#### Task instructions:
Copy the records below exactly as they are written.

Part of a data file
- - - - -
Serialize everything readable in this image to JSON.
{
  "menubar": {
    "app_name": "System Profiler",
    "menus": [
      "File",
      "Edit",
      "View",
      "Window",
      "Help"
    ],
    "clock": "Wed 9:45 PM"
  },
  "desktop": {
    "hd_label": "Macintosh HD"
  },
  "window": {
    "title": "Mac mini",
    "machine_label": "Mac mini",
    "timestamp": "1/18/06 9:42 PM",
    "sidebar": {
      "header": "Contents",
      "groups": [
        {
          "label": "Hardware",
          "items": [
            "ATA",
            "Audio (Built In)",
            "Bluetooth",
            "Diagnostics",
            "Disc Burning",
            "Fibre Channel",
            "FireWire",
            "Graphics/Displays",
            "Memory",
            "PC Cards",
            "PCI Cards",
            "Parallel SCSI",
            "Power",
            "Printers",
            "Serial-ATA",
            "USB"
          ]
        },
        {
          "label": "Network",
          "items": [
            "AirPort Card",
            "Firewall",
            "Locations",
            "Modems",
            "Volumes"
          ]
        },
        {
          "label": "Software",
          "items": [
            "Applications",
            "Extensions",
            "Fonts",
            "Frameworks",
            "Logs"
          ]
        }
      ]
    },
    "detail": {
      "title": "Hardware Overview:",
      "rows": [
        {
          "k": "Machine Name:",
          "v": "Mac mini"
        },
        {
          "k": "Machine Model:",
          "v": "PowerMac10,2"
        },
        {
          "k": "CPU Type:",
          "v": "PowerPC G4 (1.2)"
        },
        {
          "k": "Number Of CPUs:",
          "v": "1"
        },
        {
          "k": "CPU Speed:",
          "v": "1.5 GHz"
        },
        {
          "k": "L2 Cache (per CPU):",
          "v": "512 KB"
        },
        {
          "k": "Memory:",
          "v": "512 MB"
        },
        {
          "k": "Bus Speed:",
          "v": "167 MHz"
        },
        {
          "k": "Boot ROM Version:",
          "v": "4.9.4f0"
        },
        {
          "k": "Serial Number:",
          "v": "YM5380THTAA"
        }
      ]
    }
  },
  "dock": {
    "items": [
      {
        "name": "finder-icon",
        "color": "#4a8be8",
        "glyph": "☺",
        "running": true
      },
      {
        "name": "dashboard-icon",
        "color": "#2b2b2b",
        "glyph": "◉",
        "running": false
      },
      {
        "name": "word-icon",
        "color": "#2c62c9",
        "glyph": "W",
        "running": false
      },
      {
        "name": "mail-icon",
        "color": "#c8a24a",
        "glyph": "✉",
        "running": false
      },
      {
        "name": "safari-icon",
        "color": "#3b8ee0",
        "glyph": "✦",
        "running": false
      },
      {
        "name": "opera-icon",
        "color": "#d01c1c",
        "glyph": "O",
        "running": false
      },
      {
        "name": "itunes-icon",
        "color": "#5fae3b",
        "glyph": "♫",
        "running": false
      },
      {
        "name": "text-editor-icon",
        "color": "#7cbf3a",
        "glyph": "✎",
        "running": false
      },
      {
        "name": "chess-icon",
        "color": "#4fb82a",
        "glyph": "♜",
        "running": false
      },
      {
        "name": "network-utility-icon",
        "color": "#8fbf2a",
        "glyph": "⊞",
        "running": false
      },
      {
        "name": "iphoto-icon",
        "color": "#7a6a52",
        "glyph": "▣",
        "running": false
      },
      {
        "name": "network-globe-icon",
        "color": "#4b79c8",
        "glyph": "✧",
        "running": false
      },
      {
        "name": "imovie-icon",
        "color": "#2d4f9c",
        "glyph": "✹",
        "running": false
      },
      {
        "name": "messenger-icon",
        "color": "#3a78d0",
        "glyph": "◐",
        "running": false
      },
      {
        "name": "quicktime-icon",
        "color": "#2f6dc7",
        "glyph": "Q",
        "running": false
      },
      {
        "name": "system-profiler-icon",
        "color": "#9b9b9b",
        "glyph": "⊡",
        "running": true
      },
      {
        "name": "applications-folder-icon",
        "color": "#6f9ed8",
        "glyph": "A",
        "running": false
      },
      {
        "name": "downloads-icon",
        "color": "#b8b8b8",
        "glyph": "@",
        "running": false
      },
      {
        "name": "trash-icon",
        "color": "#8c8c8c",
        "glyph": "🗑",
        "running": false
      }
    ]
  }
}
- - - - -
#### Result of this task:
Serialize everything readable in this image to JSON.
{
  "menubar": {
    "app_name": "System Profiler",
    "menus": [
      "File",
      "Edit",
      "View",
      "Window",
      "Help"
    ],
    "clock": "Wed 9:45 PM"
  },
  "desktop": {
    "hd_label": "Macintosh HD"
  },
  "window": {
    "title": "Mac mini",
    "machine_label": "Mac mini",
    "timestamp": "1/18/06 9:42 PM",
    "sidebar": {
      "header": "Contents",
      "groups": [
        {
          "label": "Hardware",
          "items": [
            "ATA",
            "Audio (Built In)",
            "Bluetooth",
            "Diagnostics",
            "Disc Burning",
            "Fibre Channel",
            "FireWire",
            "Graphics/Displays",
            "Memory",
            "PC Cards",
            "PCI Cards",
            "Parallel SCSI",
            "Power",
            "Printers",
            "Serial-ATA",
            "USB"
          ]
        },
        {
          "label": "Network",
          "items": [
            "AirPort Card",
            "Firewall",
            "Locations",
            "Modems",
            "Volumes"
          ]
        },
        {
          "label": "Software",
          "items": [
            "Applications",
            "Extensions",
            "Fonts",
            "Frameworks",
            "Logs"
          ]
        }
      ]
    },
    "detail": {
      "title": "Hardware Overview:",
      "rows": [
        {
          "k": "Machine Name:",
          "v": "Mac mini"
        },
        {
          "k": "Machine Model:",
          "v": "PowerMac10,2"
        },
        {
          "k": "CPU Type:",
          "v": "PowerPC G4 (1.2)"
        },
        {
          "k": "Number Of CPUs:",
          "v": "1"
        },
        {
          "k": "CPU Speed:",
          "v": "1.5 GHz"
        },
        {
          "k": "L2 Cache (per CPU):",
          "v": "512 KB"
        },
        {
          "k": "Memory:",
          "v": "512 MB"
        },
        {
          "k": "Bus Speed:",
          "v": "167 MHz"
        },
        {
          "k": "Boot ROM Version:",
          "v": "4.9.4f0"
        },
        {
          "k": "Serial Number:",
          "v": "YM5380THTAA"
        }
      ]
    }
  },
  "dock": {
    "items": [
      {
        "name": "finder-icon",
        "color": "#4a8be8",
        "glyph": "☺",
        "running": true
      },
      {
        "name": "dashboard-icon",
        "color": "#2b2b2b",
        "glyph": "◉",
        "running": false
      },
      {
        "name": "word-icon",
        "color": "#2c62c9",
        "glyph": "W",
        "running": false
      },
      {
        "name": "mail-icon",
        "color": "#c8a24a",
        "glyph": "✉",
        "running": false
      },
      {
        "name": "safari-icon",
        "color": "#3b8ee0",
        "glyph": "✦",
        "running": false
      },
      {
        "name": "opera-icon",
        "color": "#d01c1c",
        "glyph": "O",
        "running": false
      },
      {
        "name": "itunes-icon",
        "color": "#5fae3b",
        "glyph": "♫",
        "running": false
      },
      {
        "name": "text-editor-icon",
        "color": "#7cbf3a",
        "glyph": "✎",
        "running": false
      },
      {
        "name": "chess-icon",
        "color": "#4fb82a",
        "glyph": "♜",
        "running": false
      },
      {
        "name": "network-utility-icon",
        "color": "#8fbf2a",
        "glyph": "⊞",
        "running": false
      },
      {
        "name": "iphoto-icon",
        "color": "#7a6a52",
        "glyph": "▣",
        "running": false
      },
      {
        "name": "network-globe-icon",
        "color": "#4b79c8",
        "glyph": "✧",
        "running": false
      },
      {
        "name": "imovie-icon",
        "color": "#2d4f9c",
        "glyph": "✹",
        "running": false
      },
      {
        "name": "messenger-icon",
        "color": "#3a78d0",
        "glyph": "◐",
        "running": false
      },
      {
        "name": "quicktime-icon",
        "color": "#2f6dc7",
        "glyph": "Q",
        "running": false
      },
      {
        "name": "system-profiler-icon",
        "color": "#9b9b9b",
        "glyph": "⊡",
        "running": true
      },
      {
        "name": "applications-folder-icon",
        "color": "#6f9ed8",
        "glyph": "A",
        "running": false
      },
      {
        "name": "downloads-icon",
        "color": "#b8b8b8",
        "glyph": "@",
        "running": false
      },
      {
        "name": "trash-icon",
        "color": "#8c8c8c",
        "glyph": "🗑",
        "running": false
      }
    ]
  }
}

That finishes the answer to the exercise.